- Task requirements: Search the listing below for the string "αντιδρά" and show each line that contains it.

- Provided material:

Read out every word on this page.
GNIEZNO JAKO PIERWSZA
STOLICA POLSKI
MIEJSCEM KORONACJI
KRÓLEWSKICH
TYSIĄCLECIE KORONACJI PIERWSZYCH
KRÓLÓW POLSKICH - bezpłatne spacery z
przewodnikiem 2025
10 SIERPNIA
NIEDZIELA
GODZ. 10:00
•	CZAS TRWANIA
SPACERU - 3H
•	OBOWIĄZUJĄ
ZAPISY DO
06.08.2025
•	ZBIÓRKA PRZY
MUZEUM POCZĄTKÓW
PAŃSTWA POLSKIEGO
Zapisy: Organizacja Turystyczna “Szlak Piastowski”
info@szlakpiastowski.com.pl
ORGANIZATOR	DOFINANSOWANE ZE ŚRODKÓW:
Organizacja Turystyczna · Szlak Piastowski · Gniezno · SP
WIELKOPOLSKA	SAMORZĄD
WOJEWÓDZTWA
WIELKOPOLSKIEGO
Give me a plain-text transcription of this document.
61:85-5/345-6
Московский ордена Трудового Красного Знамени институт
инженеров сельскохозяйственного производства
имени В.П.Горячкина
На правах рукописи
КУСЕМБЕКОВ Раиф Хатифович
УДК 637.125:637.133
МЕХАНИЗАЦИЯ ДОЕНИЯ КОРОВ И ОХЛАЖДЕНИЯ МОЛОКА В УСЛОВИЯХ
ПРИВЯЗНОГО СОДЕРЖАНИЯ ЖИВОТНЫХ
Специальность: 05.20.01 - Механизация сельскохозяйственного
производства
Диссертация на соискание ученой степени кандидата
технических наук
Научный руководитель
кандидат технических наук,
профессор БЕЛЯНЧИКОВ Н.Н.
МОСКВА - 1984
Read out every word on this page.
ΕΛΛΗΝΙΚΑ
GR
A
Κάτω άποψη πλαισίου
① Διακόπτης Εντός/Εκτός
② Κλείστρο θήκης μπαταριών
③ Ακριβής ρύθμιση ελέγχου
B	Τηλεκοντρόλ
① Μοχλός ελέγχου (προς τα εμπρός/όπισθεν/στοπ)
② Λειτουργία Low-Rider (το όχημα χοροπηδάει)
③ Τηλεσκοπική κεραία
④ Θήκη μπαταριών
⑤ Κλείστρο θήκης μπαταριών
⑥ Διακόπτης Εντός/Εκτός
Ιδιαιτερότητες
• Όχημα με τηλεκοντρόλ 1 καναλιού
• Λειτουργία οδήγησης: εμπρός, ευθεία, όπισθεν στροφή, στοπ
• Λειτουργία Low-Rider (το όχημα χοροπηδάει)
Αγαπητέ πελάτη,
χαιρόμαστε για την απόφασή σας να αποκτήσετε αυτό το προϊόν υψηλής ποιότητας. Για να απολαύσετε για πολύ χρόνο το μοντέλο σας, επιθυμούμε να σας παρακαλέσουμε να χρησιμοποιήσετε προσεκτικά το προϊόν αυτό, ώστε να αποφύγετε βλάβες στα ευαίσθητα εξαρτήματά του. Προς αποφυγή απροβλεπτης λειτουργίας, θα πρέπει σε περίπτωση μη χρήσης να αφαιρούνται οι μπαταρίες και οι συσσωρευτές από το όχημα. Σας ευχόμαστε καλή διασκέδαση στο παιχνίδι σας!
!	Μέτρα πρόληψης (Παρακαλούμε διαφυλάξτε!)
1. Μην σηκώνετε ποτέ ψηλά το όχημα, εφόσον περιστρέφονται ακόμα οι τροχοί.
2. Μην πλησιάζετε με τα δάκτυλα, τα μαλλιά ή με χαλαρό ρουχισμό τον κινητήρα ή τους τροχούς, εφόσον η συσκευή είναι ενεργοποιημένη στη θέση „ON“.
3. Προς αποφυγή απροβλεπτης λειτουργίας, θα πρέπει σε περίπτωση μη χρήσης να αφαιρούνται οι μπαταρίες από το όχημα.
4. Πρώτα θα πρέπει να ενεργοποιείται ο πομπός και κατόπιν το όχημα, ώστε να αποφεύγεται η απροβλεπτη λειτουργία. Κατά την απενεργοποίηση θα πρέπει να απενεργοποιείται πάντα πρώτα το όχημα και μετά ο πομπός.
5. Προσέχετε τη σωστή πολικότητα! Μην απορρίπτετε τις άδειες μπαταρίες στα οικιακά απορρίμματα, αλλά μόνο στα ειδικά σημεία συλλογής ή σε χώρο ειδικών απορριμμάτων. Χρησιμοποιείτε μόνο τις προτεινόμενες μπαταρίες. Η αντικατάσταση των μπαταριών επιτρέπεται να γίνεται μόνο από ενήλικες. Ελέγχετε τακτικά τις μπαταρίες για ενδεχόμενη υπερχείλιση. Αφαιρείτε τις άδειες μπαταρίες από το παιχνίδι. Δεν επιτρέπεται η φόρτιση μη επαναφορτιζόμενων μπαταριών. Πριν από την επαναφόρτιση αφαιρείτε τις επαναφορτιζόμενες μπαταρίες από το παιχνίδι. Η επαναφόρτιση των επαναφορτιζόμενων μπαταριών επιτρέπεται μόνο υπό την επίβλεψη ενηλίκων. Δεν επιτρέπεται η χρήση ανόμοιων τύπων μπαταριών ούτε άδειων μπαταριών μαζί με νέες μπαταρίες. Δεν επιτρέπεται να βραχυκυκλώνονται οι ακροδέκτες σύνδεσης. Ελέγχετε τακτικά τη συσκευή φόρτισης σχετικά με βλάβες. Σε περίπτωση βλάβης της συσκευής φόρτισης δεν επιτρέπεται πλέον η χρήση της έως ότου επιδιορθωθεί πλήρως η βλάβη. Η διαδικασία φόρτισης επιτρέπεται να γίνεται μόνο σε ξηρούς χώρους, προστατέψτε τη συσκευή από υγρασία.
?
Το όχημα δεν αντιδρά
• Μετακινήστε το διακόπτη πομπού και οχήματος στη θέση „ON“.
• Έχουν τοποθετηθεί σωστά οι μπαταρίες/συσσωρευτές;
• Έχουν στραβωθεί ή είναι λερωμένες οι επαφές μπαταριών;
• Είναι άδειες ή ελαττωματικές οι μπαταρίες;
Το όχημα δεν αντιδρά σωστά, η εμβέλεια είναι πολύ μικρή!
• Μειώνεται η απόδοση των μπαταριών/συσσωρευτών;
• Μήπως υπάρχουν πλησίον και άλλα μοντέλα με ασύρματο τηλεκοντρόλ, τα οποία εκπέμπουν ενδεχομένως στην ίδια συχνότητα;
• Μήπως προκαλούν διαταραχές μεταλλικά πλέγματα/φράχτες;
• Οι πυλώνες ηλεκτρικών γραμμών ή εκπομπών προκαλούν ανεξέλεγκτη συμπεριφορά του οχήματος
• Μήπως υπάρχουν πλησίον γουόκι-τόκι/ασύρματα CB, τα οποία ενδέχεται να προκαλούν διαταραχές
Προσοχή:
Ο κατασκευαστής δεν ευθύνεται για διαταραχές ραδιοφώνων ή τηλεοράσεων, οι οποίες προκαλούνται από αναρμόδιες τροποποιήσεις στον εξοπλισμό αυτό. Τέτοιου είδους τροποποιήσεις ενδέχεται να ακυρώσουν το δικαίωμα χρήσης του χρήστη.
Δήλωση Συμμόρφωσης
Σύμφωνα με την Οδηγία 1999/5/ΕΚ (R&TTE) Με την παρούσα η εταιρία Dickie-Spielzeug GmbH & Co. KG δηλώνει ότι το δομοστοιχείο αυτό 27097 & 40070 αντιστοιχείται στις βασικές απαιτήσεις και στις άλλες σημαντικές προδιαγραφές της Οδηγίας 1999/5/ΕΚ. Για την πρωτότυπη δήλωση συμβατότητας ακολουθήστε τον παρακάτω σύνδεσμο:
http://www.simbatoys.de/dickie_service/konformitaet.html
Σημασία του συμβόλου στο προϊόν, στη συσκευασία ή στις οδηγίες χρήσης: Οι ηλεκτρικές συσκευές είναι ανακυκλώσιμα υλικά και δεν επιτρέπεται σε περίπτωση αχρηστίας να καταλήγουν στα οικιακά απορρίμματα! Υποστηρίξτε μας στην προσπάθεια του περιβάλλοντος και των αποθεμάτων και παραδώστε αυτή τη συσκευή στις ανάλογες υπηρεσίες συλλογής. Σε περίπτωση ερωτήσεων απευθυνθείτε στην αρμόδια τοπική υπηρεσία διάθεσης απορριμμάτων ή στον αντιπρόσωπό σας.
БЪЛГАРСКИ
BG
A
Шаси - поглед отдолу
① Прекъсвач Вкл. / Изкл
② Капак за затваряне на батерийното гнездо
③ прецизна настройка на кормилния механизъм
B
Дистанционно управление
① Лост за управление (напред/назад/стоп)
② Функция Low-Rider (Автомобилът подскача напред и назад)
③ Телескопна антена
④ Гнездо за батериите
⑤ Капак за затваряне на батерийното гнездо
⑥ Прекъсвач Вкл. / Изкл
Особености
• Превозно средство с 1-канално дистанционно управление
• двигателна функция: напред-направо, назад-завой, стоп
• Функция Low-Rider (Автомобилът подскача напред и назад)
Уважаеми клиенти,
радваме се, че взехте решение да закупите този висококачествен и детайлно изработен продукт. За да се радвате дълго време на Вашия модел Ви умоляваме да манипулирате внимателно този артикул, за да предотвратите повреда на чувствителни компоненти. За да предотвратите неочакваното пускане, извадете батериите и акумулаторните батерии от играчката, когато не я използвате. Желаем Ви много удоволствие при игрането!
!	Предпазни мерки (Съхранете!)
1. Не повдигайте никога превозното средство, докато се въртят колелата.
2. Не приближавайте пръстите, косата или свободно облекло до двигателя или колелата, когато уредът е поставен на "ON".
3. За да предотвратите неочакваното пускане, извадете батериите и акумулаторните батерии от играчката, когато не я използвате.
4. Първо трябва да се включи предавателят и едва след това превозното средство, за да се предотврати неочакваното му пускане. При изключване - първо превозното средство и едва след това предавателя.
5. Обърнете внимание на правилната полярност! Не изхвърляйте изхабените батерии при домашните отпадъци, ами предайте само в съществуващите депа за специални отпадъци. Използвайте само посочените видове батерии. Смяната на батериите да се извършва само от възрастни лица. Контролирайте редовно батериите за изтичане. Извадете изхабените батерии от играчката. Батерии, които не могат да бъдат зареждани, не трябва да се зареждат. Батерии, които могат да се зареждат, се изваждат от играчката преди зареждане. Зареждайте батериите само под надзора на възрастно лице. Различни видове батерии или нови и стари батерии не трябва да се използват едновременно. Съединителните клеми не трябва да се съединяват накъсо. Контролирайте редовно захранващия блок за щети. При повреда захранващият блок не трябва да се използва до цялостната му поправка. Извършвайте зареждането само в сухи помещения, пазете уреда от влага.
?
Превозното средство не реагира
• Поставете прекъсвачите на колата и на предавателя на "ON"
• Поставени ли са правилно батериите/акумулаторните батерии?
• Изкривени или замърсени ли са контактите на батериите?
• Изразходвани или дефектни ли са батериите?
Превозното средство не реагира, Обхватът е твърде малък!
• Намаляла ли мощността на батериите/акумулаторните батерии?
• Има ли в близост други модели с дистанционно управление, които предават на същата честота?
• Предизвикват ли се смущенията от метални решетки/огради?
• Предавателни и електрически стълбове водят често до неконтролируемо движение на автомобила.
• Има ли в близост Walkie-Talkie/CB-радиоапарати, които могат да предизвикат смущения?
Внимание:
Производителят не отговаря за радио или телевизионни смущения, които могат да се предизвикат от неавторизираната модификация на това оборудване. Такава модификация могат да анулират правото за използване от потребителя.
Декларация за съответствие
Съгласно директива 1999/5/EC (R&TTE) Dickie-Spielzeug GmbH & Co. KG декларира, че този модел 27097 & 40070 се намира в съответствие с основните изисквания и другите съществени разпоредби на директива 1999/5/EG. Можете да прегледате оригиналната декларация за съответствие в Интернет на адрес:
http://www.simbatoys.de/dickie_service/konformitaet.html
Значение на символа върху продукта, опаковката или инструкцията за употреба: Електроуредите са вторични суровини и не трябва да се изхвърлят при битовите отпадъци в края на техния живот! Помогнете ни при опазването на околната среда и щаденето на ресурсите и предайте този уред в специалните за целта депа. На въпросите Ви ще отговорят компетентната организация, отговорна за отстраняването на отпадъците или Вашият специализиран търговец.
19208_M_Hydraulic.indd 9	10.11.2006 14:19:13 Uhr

- Right answer:
Το όχημα δεν αντιδρά
Το όχημα δεν αντιδρά σωστά, η εμβέλεια είναι πολύ μικρή!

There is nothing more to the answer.